Saved data entries:
-- Start --
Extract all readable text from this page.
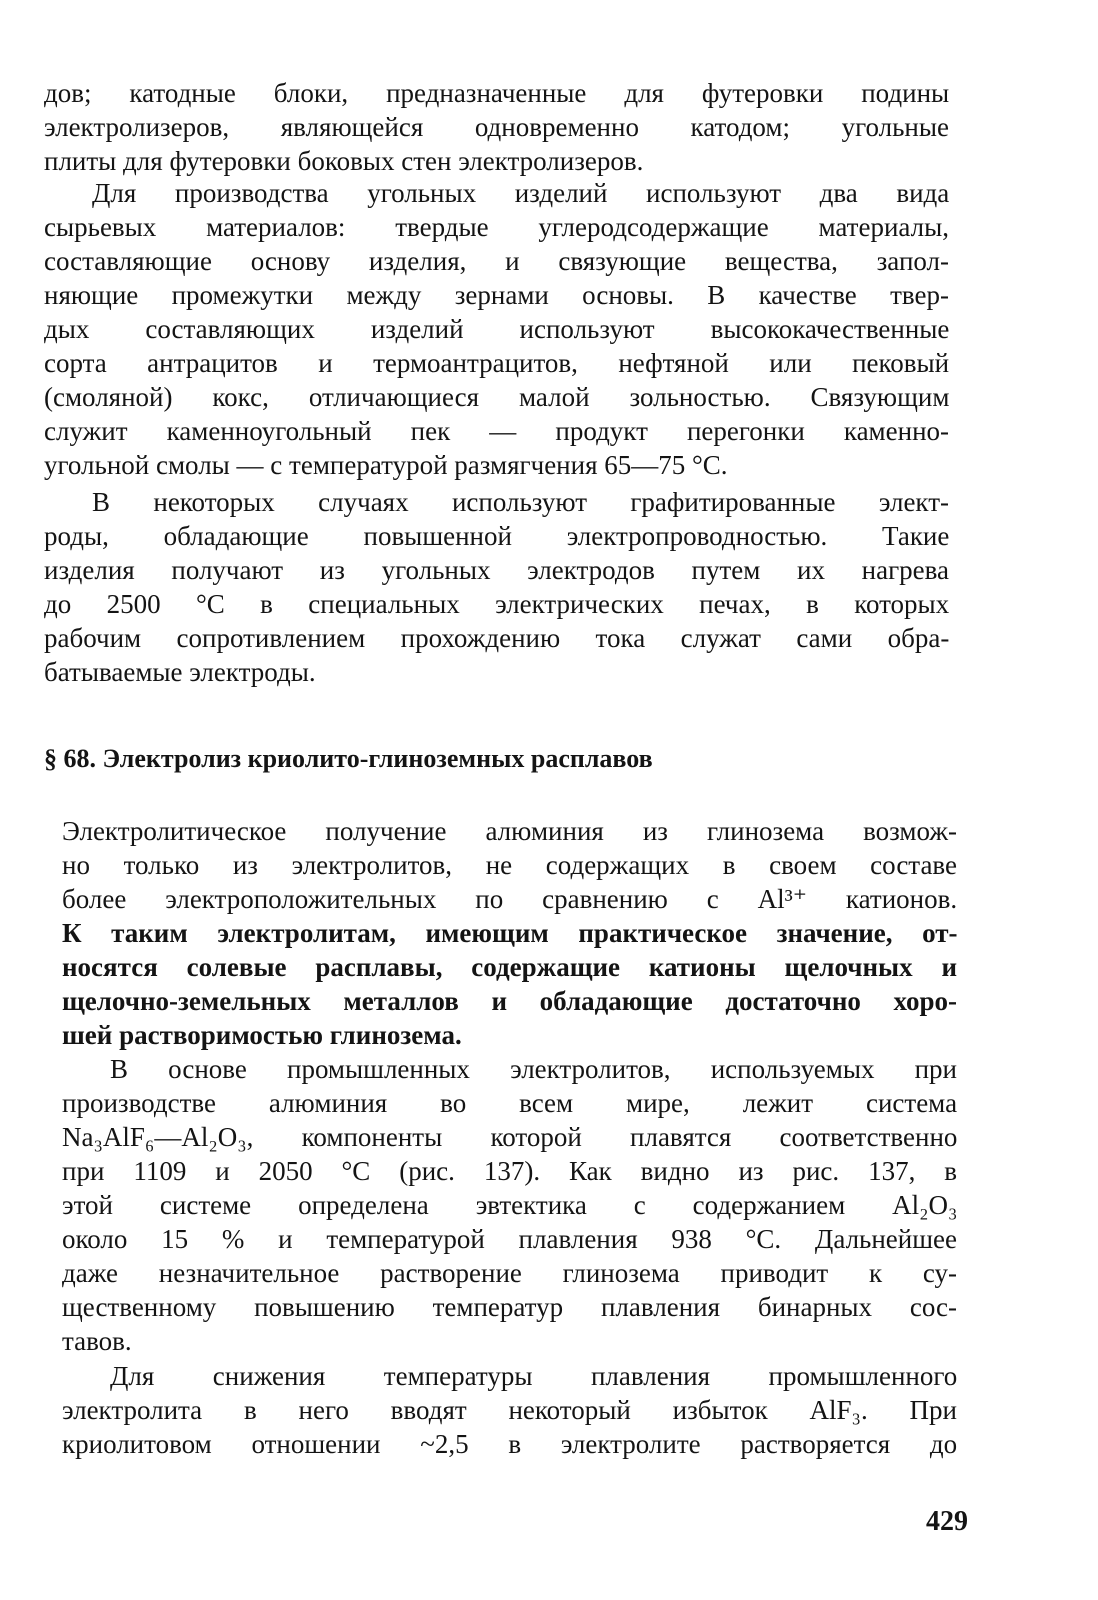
дов; катодные блоки, предназначенные для футеровки подины
электролизеров, являющейся одновременно катодом; угольные
плиты для футеровки боковых стен электролизеров.
Для производства угольных изделий используют два вида
сырьевых материалов: твердые углеродсодержащие материалы,
составляющие основу изделия, и связующие вещества, запол-
няющие промежутки между зернами основы. В качестве твер-
дых составляющих изделий используют высококачественные
сорта антрацитов и термоантрацитов, нефтяной или пековый
(смоляной) кокс, отличающиеся малой зольностью. Связующим
служит каменноугольный пек — продукт перегонки каменно-
угольной смолы — с температурой размягчения 65—75 °С.
В некоторых случаях используют графитированные элект-
роды, обладающие повышенной электропроводностью. Такие
изделия получают из угольных электродов путем их нагрева
до 2500 °С в специальных электрических печах, в которых
рабочим сопротивлением прохождению тока служат сами обра-
батываемые электроды.
§ 68. Электролиз криолито-глиноземных расплавов
Электролитическое получение алюминия из глинозема возмож-
но только из электролитов, не содержащих в своем составе
более электроположительных по сравнению с Al³⁺ катионов.
К таким электролитам, имеющим практическое значение, от-
носятся солевые расплавы, содержащие катионы щелочных и
щелочно-земельных металлов и обладающие достаточно хоро-
шей растворимостью глинозема.
В основе промышленных электролитов, используемых при
производстве алюминия во всем мире, лежит система
Na₃AlF₆—Al₂O₃, компоненты которой плавятся соответственно
при 1109 и 2050 °С (рис. 137). Как видно из рис. 137, в
этой системе определена эвтектика с содержанием Al₂O₃
около 15 % и температурой плавления 938 °С. Дальнейшее
даже незначительное растворение глинозема приводит к су-
щественному повышению температур плавления бинарных сос-
тавов.
Для снижения температуры плавления промышленного
электролита в него вводят некоторый избыток AlF₃. При
криолитовом отношении ~2,5 в электролите растворяется до
429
-- End --
== Directions ==
Show all lines from the data above in which the word "глинозема" appears.

== Response below ==
Электролитическое получение алюминия из глинозема возмож-
шей растворимостью глинозема.
даже незначительное растворение глинозема приводит к су-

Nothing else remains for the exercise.